* _EXERCISE BRIEF_
Below are records. Copy every line with "交通标志标线" in it.

──────── ENTRIES ────────

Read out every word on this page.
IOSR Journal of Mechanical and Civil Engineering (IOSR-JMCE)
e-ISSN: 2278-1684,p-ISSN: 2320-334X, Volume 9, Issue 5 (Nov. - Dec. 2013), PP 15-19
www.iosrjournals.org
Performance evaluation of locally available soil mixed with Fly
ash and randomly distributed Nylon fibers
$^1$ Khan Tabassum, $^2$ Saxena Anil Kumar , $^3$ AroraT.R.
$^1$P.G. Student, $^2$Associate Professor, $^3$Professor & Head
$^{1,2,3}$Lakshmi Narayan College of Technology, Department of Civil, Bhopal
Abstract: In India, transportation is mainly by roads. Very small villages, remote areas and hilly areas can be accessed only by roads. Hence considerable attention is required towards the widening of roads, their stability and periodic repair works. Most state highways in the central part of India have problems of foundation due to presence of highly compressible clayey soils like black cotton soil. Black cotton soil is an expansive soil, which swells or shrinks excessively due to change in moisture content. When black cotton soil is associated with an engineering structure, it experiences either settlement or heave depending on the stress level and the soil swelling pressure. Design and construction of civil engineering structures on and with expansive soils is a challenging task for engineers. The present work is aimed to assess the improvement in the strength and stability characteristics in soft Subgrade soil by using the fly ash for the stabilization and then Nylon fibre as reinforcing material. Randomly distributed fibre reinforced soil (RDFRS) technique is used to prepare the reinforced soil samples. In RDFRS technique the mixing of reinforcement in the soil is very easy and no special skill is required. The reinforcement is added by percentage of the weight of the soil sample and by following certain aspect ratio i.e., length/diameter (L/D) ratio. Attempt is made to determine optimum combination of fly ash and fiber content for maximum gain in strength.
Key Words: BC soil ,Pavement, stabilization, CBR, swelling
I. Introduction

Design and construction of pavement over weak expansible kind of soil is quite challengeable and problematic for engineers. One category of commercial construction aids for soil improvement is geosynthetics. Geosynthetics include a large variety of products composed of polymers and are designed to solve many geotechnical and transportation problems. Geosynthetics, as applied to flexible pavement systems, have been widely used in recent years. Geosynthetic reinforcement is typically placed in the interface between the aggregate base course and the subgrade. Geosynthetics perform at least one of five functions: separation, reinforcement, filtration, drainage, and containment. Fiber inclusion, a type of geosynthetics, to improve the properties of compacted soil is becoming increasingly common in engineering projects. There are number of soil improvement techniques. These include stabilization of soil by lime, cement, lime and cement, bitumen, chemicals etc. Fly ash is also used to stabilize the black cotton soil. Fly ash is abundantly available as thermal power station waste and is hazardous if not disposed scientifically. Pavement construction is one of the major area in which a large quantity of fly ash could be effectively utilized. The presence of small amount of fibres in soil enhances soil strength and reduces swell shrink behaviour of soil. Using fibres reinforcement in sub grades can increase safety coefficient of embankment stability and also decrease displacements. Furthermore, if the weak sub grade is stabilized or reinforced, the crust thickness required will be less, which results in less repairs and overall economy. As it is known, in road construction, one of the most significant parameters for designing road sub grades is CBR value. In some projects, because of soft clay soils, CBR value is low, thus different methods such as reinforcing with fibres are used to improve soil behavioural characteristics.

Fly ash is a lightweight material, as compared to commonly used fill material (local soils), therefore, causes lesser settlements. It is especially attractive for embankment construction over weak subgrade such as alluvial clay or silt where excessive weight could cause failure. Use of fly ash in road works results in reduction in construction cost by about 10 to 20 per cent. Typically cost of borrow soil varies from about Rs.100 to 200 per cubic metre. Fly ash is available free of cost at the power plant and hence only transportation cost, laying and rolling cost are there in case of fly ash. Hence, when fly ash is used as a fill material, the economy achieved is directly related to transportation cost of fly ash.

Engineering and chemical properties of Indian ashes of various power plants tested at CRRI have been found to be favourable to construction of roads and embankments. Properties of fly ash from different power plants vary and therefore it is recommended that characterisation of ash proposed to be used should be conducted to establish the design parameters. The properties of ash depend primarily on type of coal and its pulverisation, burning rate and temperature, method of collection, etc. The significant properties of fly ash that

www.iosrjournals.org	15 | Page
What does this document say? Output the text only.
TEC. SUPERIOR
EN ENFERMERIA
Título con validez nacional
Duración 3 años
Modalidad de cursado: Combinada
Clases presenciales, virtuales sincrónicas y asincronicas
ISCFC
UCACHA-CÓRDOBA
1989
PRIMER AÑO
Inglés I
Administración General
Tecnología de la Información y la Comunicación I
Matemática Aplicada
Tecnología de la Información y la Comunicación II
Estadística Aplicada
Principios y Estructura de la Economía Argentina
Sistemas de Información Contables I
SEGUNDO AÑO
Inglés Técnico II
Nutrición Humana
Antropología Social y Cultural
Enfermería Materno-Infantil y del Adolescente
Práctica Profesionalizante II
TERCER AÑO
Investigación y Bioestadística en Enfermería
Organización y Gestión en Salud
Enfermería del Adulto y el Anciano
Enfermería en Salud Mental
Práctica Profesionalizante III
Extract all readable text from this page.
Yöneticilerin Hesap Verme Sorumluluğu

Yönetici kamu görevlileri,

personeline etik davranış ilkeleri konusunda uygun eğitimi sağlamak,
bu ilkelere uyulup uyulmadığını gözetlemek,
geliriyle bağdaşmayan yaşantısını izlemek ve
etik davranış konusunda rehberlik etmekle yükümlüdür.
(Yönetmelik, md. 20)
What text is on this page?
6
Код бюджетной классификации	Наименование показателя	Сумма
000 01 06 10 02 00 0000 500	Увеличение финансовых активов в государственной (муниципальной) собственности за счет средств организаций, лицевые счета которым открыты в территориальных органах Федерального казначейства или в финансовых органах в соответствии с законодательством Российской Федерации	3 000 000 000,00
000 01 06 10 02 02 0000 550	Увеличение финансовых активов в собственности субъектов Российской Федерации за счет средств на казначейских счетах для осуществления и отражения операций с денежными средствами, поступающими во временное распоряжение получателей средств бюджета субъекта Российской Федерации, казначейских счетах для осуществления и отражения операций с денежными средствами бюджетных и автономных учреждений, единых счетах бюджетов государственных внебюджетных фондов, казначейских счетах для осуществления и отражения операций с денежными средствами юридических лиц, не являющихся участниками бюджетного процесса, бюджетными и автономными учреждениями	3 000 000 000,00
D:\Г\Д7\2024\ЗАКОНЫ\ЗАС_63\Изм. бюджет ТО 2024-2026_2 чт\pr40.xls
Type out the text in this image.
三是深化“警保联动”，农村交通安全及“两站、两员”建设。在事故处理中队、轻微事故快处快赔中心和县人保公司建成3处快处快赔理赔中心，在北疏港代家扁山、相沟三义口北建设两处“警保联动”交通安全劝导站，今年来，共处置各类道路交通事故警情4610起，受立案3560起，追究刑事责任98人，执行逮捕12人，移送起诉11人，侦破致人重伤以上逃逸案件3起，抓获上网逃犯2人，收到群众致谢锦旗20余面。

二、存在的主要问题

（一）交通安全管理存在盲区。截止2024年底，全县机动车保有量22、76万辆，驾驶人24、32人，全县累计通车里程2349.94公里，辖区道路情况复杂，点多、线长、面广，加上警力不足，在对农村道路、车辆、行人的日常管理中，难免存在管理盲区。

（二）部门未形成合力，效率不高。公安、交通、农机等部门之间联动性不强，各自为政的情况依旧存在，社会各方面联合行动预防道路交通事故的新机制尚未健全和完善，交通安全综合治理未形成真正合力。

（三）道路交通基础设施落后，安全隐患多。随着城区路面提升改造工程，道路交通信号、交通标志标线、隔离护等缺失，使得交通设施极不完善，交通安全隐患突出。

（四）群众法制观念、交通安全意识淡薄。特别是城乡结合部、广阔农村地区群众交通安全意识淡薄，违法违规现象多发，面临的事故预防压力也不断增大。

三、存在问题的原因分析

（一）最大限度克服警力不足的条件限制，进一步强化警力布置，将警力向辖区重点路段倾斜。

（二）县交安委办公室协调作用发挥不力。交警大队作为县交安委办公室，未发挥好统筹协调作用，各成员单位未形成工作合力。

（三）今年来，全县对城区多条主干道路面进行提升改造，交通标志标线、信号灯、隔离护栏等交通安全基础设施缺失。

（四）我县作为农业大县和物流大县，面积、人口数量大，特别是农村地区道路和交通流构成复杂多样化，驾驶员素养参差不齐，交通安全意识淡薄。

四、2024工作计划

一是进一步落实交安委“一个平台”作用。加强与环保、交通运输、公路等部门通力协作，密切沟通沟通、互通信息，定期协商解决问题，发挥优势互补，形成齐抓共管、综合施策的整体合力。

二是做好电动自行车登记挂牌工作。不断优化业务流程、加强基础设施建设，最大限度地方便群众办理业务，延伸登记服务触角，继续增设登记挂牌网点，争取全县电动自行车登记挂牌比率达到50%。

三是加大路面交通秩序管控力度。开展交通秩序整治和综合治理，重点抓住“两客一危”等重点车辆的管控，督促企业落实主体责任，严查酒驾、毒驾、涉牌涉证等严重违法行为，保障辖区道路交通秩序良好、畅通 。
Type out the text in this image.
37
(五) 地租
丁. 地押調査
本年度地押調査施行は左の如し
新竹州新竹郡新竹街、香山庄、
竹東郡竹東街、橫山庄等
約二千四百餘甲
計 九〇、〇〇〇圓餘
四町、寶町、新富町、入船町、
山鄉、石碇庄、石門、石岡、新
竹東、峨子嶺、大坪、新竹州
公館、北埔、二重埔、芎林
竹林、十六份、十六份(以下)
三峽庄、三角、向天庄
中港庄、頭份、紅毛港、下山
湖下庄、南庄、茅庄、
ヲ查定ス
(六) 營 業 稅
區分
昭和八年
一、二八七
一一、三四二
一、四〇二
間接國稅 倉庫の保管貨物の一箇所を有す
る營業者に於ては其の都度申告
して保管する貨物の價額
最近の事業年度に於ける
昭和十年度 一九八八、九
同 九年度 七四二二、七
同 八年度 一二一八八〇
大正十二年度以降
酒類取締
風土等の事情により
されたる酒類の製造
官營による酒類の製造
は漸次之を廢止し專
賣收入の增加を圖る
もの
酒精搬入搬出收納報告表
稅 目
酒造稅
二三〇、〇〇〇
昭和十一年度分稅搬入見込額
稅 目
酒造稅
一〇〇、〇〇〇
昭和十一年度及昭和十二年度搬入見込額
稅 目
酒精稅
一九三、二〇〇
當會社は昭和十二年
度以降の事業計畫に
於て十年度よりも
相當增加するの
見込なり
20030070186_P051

────────

* _TASK RESPONSE_
（三）道路交通基础设施落后，安全隐患多。随着城区路面提升改造工程，道路交通信号、交通标志标线、隔离护等缺失，使得交通设施极不完善，交通安全隐患突出。
（三）今年来，全县对城区多条主干道路面进行提升改造，交通标志标线、信号灯、隔离护栏等交通安全基础设施缺失。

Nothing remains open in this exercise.